(Entries with figure data)
....................
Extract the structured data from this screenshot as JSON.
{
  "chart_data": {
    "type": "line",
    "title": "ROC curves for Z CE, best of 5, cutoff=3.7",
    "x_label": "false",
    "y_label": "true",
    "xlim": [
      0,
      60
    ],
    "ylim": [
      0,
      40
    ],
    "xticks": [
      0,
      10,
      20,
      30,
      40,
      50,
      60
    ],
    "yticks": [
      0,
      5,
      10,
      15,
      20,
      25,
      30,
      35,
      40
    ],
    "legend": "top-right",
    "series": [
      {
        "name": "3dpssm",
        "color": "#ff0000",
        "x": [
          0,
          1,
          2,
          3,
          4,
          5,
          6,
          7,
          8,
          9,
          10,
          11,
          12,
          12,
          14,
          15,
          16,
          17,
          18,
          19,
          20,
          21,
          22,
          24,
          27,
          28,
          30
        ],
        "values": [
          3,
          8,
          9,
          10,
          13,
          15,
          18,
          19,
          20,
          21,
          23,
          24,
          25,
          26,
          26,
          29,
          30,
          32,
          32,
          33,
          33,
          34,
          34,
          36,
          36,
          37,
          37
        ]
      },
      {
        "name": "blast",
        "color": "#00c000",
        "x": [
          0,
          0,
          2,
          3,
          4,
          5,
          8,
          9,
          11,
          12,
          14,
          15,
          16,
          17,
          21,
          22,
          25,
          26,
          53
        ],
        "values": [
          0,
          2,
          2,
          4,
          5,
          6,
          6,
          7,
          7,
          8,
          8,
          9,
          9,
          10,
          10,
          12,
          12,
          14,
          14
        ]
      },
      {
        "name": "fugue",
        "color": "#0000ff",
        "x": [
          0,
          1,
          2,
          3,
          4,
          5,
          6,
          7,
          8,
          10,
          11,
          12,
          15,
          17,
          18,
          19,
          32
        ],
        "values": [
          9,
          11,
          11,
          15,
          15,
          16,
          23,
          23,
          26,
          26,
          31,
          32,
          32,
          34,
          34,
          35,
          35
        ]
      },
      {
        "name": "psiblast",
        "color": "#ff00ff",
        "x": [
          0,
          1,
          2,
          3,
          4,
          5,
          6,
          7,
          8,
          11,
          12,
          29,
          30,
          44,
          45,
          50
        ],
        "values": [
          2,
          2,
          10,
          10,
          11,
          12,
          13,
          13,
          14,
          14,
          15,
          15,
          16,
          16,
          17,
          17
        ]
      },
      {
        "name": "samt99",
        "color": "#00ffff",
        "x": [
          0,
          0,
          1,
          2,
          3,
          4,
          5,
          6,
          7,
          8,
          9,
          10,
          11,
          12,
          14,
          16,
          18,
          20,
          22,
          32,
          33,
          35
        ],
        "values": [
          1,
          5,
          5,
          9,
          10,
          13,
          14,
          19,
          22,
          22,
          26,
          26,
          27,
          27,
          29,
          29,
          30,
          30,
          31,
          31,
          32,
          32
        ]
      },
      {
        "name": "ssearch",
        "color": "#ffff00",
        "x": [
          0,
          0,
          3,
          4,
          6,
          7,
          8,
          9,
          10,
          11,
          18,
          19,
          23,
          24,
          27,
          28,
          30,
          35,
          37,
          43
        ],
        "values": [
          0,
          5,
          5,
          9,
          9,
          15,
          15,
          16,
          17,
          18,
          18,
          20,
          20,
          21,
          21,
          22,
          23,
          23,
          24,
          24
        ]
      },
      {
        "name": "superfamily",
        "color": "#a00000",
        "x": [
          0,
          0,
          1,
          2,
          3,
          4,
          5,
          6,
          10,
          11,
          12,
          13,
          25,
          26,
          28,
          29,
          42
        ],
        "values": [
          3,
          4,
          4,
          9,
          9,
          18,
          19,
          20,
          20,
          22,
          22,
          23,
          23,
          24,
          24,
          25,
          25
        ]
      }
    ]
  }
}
....................
The entries above must be returned exactly.

Extract the structured data from this screenshot as JSON.
{
  "chart_data": {
    "type": "line",
    "title": "ROC curves for Z CE, best of 5, cutoff=3.7",
    "x_label": "false",
    "y_label": "true",
    "xlim": [
      0,
      60
    ],
    "ylim": [
      0,
      40
    ],
    "xticks": [
      0,
      10,
      20,
      30,
      40,
      50,
      60
    ],
    "yticks": [
      0,
      5,
      10,
      15,
      20,
      25,
      30,
      35,
      40
    ],
    "legend": "top-right",
    "series": [
      {
        "name": "3dpssm",
        "color": "#ff0000",
        "x": [
          0,
          1,
          2,
          3,
          4,
          5,
          6,
          7,
          8,
          9,
          10,
          11,
          12,
          12,
          14,
          15,
          16,
          17,
          18,
          19,
          20,
          21,
          22,
          24,
          27,
          28,
          30
        ],
        "values": [
          3,
          8,
          9,
          10,
          13,
          15,
          18,
          19,
          20,
          21,
          23,
          24,
          25,
          26,
          26,
          29,
          30,
          32,
          32,
          33,
          33,
          34,
          34,
          36,
          36,
          37,
          37
        ]
      },
      {
        "name": "blast",
        "color": "#00c000",
        "x": [
          0,
          0,
          2,
          3,
          4,
          5,
          8,
          9,
          11,
          12,
          14,
          15,
          16,
          17,
          21,
          22,
          25,
          26,
          53
        ],
        "values": [
          0,
          2,
          2,
          4,
          5,
          6,
          6,
          7,
          7,
          8,
          8,
          9,
          9,
          10,
          10,
          12,
          12,
          14,
          14
        ]
      },
      {
        "name": "fugue",
        "color": "#0000ff",
        "x": [
          0,
          1,
          2,
          3,
          4,
          5,
          6,
          7,
          8,
          10,
          11,
          12,
          15,
          17,
          18,
          19,
          32
        ],
        "values": [
          9,
          11,
          11,
          15,
          15,
          16,
          23,
          23,
          26,
          26,
          31,
          32,
          32,
          34,
          34,
          35,
          35
        ]
      },
      {
        "name": "psiblast",
        "color": "#ff00ff",
        "x": [
          0,
          1,
          2,
          3,
          4,
          5,
          6,
          7,
          8,
          11,
          12,
          29,
          30,
          44,
          45,
          50
        ],
        "values": [
          2,
          2,
          10,
          10,
          11,
          12,
          13,
          13,
          14,
          14,
          15,
          15,
          16,
          16,
          17,
          17
        ]
      },
      {
        "name": "samt99",
        "color": "#00ffff",
        "x": [
          0,
          0,
          1,
          2,
          3,
          4,
          5,
          6,
          7,
          8,
          9,
          10,
          11,
          12,
          14,
          16,
          18,
          20,
          22,
          32,
          33,
          35
        ],
        "values": [
          1,
          5,
          5,
          9,
          10,
          13,
          14,
          19,
          22,
          22,
          26,
          26,
          27,
          27,
          29,
          29,
          30,
          30,
          31,
          31,
          32,
          32
        ]
      },
      {
        "name": "ssearch",
        "color": "#ffff00",
        "x": [
          0,
          0,
          3,
          4,
          6,
          7,
          8,
          9,
          10,
          11,
          18,
          19,
          23,
          24,
          27,
          28,
          30,
          35,
          37,
          43
        ],
        "values": [
          0,
          5,
          5,
          9,
          9,
          15,
          15,
          16,
          17,
          18,
          18,
          20,
          20,
          21,
          21,
          22,
          23,
          23,
          24,
          24
        ]
      },
      {
        "name": "superfamily",
        "color": "#a00000",
        "x": [
          0,
          0,
          1,
          2,
          3,
          4,
          5,
          6,
          10,
          11,
          12,
          13,
          25,
          26,
          28,
          29,
          42
        ],
        "values": [
          3,
          4,
          4,
          9,
          9,
          18,
          19,
          20,
          20,
          22,
          22,
          23,
          23,
          24,
          24,
          25,
          25
        ]
      }
    ]
  }
}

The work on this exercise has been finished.